Task:
Nothing should be left out: output all of the entries exactly.

•••

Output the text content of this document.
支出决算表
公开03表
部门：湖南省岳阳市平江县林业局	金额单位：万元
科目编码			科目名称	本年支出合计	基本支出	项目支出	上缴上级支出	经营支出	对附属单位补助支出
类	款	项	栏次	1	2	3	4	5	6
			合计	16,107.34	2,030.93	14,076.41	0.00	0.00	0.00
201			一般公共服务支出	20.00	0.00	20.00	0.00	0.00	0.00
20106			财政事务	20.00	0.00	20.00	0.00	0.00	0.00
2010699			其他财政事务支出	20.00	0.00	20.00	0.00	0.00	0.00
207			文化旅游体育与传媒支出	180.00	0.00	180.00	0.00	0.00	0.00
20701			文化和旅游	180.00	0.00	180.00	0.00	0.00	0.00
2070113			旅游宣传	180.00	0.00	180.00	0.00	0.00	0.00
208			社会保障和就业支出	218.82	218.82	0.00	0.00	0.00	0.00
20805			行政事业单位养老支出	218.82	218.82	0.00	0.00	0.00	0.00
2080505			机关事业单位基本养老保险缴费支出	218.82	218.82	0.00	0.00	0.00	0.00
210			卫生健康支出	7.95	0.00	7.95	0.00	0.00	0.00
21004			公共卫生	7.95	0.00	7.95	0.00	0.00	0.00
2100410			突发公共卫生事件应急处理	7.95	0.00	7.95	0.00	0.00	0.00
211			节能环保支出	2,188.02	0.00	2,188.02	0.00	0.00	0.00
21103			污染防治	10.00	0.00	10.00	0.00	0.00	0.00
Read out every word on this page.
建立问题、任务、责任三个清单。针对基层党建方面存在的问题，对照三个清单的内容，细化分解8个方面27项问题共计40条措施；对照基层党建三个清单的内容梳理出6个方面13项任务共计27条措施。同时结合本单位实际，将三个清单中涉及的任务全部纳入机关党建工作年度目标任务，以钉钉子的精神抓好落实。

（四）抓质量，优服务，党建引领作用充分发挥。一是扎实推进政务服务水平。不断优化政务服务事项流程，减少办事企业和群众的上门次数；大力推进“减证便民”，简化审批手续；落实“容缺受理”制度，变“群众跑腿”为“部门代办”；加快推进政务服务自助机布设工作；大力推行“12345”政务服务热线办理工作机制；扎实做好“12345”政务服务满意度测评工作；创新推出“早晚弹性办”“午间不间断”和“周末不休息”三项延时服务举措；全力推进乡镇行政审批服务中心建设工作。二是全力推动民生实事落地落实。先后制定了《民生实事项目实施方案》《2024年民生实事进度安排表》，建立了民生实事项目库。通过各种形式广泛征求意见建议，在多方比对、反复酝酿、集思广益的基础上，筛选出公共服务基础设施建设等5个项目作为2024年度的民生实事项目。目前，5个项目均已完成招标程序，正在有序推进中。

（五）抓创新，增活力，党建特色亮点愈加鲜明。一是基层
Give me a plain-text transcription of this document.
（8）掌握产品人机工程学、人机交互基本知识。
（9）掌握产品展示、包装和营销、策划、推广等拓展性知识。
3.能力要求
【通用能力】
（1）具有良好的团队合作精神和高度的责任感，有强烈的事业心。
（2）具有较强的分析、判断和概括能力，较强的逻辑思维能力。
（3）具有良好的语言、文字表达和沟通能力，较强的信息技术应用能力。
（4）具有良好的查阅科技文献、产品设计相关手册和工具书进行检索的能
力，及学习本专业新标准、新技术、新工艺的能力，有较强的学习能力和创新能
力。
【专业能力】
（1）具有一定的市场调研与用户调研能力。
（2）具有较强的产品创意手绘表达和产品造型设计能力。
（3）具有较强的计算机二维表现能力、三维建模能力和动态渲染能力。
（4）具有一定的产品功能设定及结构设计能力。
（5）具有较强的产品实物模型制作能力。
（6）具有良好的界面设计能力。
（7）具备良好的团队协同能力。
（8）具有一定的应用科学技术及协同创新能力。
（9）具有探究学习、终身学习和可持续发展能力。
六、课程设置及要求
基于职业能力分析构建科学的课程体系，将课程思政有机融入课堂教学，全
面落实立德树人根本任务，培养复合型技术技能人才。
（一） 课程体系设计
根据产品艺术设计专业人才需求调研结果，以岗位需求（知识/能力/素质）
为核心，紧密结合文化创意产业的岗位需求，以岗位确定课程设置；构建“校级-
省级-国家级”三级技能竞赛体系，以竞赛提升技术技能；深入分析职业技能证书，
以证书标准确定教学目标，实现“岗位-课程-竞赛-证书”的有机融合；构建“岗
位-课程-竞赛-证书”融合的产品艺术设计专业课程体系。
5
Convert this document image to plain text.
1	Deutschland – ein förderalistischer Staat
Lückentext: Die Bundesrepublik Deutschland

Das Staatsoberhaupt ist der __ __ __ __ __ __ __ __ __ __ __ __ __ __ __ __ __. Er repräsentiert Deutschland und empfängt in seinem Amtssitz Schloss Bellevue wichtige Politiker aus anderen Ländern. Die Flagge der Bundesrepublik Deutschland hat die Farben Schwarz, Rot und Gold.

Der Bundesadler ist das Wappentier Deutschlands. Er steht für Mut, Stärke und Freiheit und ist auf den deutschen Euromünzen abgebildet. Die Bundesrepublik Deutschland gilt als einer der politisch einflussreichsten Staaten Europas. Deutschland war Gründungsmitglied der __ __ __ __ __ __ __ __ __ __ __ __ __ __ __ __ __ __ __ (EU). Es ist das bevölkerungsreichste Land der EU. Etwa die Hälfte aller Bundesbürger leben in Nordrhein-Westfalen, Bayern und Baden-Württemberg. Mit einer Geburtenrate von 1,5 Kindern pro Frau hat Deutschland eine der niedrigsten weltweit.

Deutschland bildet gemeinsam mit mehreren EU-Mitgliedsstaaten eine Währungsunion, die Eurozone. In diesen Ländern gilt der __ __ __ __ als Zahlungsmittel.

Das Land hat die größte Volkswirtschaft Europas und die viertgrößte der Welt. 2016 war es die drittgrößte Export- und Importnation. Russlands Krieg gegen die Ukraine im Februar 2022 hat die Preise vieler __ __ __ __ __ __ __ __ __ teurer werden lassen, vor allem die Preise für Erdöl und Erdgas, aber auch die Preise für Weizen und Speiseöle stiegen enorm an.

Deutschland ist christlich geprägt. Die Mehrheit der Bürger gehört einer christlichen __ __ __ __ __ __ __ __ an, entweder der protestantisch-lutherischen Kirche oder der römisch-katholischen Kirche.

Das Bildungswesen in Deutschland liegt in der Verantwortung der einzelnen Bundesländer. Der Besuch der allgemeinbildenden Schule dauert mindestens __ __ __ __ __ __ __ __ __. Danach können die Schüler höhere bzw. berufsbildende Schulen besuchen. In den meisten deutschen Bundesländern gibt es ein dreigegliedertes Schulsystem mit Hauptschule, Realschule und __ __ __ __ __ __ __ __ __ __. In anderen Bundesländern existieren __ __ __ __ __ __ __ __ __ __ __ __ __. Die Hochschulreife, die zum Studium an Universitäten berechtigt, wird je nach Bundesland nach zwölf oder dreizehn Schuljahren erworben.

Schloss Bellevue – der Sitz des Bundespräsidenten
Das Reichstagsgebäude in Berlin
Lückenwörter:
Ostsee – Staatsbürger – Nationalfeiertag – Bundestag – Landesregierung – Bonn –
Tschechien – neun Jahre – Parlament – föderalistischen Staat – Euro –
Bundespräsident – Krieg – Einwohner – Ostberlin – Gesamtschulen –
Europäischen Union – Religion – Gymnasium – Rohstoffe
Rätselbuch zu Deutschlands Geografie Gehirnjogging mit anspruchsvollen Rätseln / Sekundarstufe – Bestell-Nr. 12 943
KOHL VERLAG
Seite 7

•••

Written reply:
Output the text content of this document.
支出决算表
公开03表
部门：湖南省岳阳市平江县林业局	金额单位：万元
科目编码			科目名称	本年支出合计	基本支出	项目支出	上缴上级支出	经营支出	对附属单位补助支出
类	款	项	栏次	1	2	3	4	5	6
			合计	16,107.34	2,030.93	14,076.41	0.00	0.00	0.00
201			一般公共服务支出	20.00	0.00	20.00	0.00	0.00	0.00
20106			财政事务	20.00	0.00	20.00	0.00	0.00	0.00
2010699			其他财政事务支出	20.00	0.00	20.00	0.00	0.00	0.00
207			文化旅游体育与传媒支出	180.00	0.00	180.00	0.00	0.00	0.00
20701			文化和旅游	180.00	0.00	180.00	0.00	0.00	0.00
2070113			旅游宣传	180.00	0.00	180.00	0.00	0.00	0.00
208			社会保障和就业支出	218.82	218.82	0.00	0.00	0.00	0.00
20805			行政事业单位养老支出	218.82	218.82	0.00	0.00	0.00	0.00
2080505			机关事业单位基本养老保险缴费支出	218.82	218.82	0.00	0.00	0.00	0.00
210			卫生健康支出	7.95	0.00	7.95	0.00	0.00	0.00
21004			公共卫生	7.95	0.00	7.95	0.00	0.00	0.00
2100410			突发公共卫生事件应急处理	7.95	0.00	7.95	0.00	0.00	0.00
211			节能环保支出	2,188.02	0.00	2,188.02	0.00	0.00	0.00
21103			污染防治	10.00	0.00	10.00	0.00	0.00	0.00
Read out every word on this page.
建立问题、任务、责任三个清单。针对基层党建方面存在的问题，对照三个清单的内容，细化分解8个方面27项问题共计40条措施；对照基层党建三个清单的内容梳理出6个方面13项任务共计27条措施。同时结合本单位实际，将三个清单中涉及的任务全部纳入机关党建工作年度目标任务，以钉钉子的精神抓好落实。

（四）抓质量，优服务，党建引领作用充分发挥。一是扎实推进政务服务水平。不断优化政务服务事项流程，减少办事企业和群众的上门次数；大力推进“减证便民”，简化审批手续；落实“容缺受理”制度，变“群众跑腿”为“部门代办”；加快推进政务服务自助机布设工作；大力推行“12345”政务服务热线办理工作机制；扎实做好“12345”政务服务满意度测评工作；创新推出“早晚弹性办”“午间不间断”和“周末不休息”三项延时服务举措；全力推进乡镇行政审批服务中心建设工作。二是全力推动民生实事落地落实。先后制定了《民生实事项目实施方案》《2024年民生实事进度安排表》，建立了民生实事项目库。通过各种形式广泛征求意见建议，在多方比对、反复酝酿、集思广益的基础上，筛选出公共服务基础设施建设等5个项目作为2024年度的民生实事项目。目前，5个项目均已完成招标程序，正在有序推进中。

（五）抓创新，增活力，党建特色亮点愈加鲜明。一是基层
Give me a plain-text transcription of this document.
（8）掌握产品人机工程学、人机交互基本知识。
（9）掌握产品展示、包装和营销、策划、推广等拓展性知识。
3.能力要求
【通用能力】
（1）具有良好的团队合作精神和高度的责任感，有强烈的事业心。
（2）具有较强的分析、判断和概括能力，较强的逻辑思维能力。
（3）具有良好的语言、文字表达和沟通能力，较强的信息技术应用能力。
（4）具有良好的查阅科技文献、产品设计相关手册和工具书进行检索的能
力，及学习本专业新标准、新技术、新工艺的能力，有较强的学习能力和创新能
力。
【专业能力】
（1）具有一定的市场调研与用户调研能力。
（2）具有较强的产品创意手绘表达和产品造型设计能力。
（3）具有较强的计算机二维表现能力、三维建模能力和动态渲染能力。
（4）具有一定的产品功能设定及结构设计能力。
（5）具有较强的产品实物模型制作能力。
（6）具有良好的界面设计能力。
（7）具备良好的团队协同能力。
（8）具有一定的应用科学技术及协同创新能力。
（9）具有探究学习、终身学习和可持续发展能力。
六、课程设置及要求
基于职业能力分析构建科学的课程体系，将课程思政有机融入课堂教学，全
面落实立德树人根本任务，培养复合型技术技能人才。
（一） 课程体系设计
根据产品艺术设计专业人才需求调研结果，以岗位需求（知识/能力/素质）
为核心，紧密结合文化创意产业的岗位需求，以岗位确定课程设置；构建“校级-
省级-国家级”三级技能竞赛体系，以竞赛提升技术技能；深入分析职业技能证书，
以证书标准确定教学目标，实现“岗位-课程-竞赛-证书”的有机融合；构建“岗
位-课程-竞赛-证书”融合的产品艺术设计专业课程体系。
5
Convert this document image to plain text.
1	Deutschland – ein förderalistischer Staat
Lückentext: Die Bundesrepublik Deutschland

Das Staatsoberhaupt ist der __ __ __ __ __ __ __ __ __ __ __ __ __ __ __ __ __. Er repräsentiert Deutschland und empfängt in seinem Amtssitz Schloss Bellevue wichtige Politiker aus anderen Ländern. Die Flagge der Bundesrepublik Deutschland hat die Farben Schwarz, Rot und Gold.

Der Bundesadler ist das Wappentier Deutschlands. Er steht für Mut, Stärke und Freiheit und ist auf den deutschen Euromünzen abgebildet. Die Bundesrepublik Deutschland gilt als einer der politisch einflussreichsten Staaten Europas. Deutschland war Gründungsmitglied der __ __ __ __ __ __ __ __ __ __ __ __ __ __ __ __ __ __ __ (EU). Es ist das bevölkerungsreichste Land der EU. Etwa die Hälfte aller Bundesbürger leben in Nordrhein-Westfalen, Bayern und Baden-Württemberg. Mit einer Geburtenrate von 1,5 Kindern pro Frau hat Deutschland eine der niedrigsten weltweit.

Deutschland bildet gemeinsam mit mehreren EU-Mitgliedsstaaten eine Währungsunion, die Eurozone. In diesen Ländern gilt der __ __ __ __ als Zahlungsmittel.

Das Land hat die größte Volkswirtschaft Europas und die viertgrößte der Welt. 2016 war es die drittgrößte Export- und Importnation. Russlands Krieg gegen die Ukraine im Februar 2022 hat die Preise vieler __ __ __ __ __ __ __ __ __ teurer werden lassen, vor allem die Preise für Erdöl und Erdgas, aber auch die Preise für Weizen und Speiseöle stiegen enorm an.

Deutschland ist christlich geprägt. Die Mehrheit der Bürger gehört einer christlichen __ __ __ __ __ __ __ __ an, entweder der protestantisch-lutherischen Kirche oder der römisch-katholischen Kirche.

Das Bildungswesen in Deutschland liegt in der Verantwortung der einzelnen Bundesländer. Der Besuch der allgemeinbildenden Schule dauert mindestens __ __ __ __ __ __ __ __ __. Danach können die Schüler höhere bzw. berufsbildende Schulen besuchen. In den meisten deutschen Bundesländern gibt es ein dreigegliedertes Schulsystem mit Hauptschule, Realschule und __ __ __ __ __ __ __ __ __ __. In anderen Bundesländern existieren __ __ __ __ __ __ __ __ __ __ __ __ __. Die Hochschulreife, die zum Studium an Universitäten berechtigt, wird je nach Bundesland nach zwölf oder dreizehn Schuljahren erworben.

Schloss Bellevue – der Sitz des Bundespräsidenten
Das Reichstagsgebäude in Berlin
Lückenwörter:
Ostsee – Staatsbürger – Nationalfeiertag – Bundestag – Landesregierung – Bonn –
Tschechien – neun Jahre – Parlament – föderalistischen Staat – Euro –
Bundespräsident – Krieg – Einwohner – Ostberlin – Gesamtschulen –
Europäischen Union – Religion – Gymnasium – Rohstoffe
Rätselbuch zu Deutschlands Geografie Gehirnjogging mit anspruchsvollen Rätseln / Sekundarstufe – Bestell-Nr. 12 943
KOHL VERLAG
Seite 7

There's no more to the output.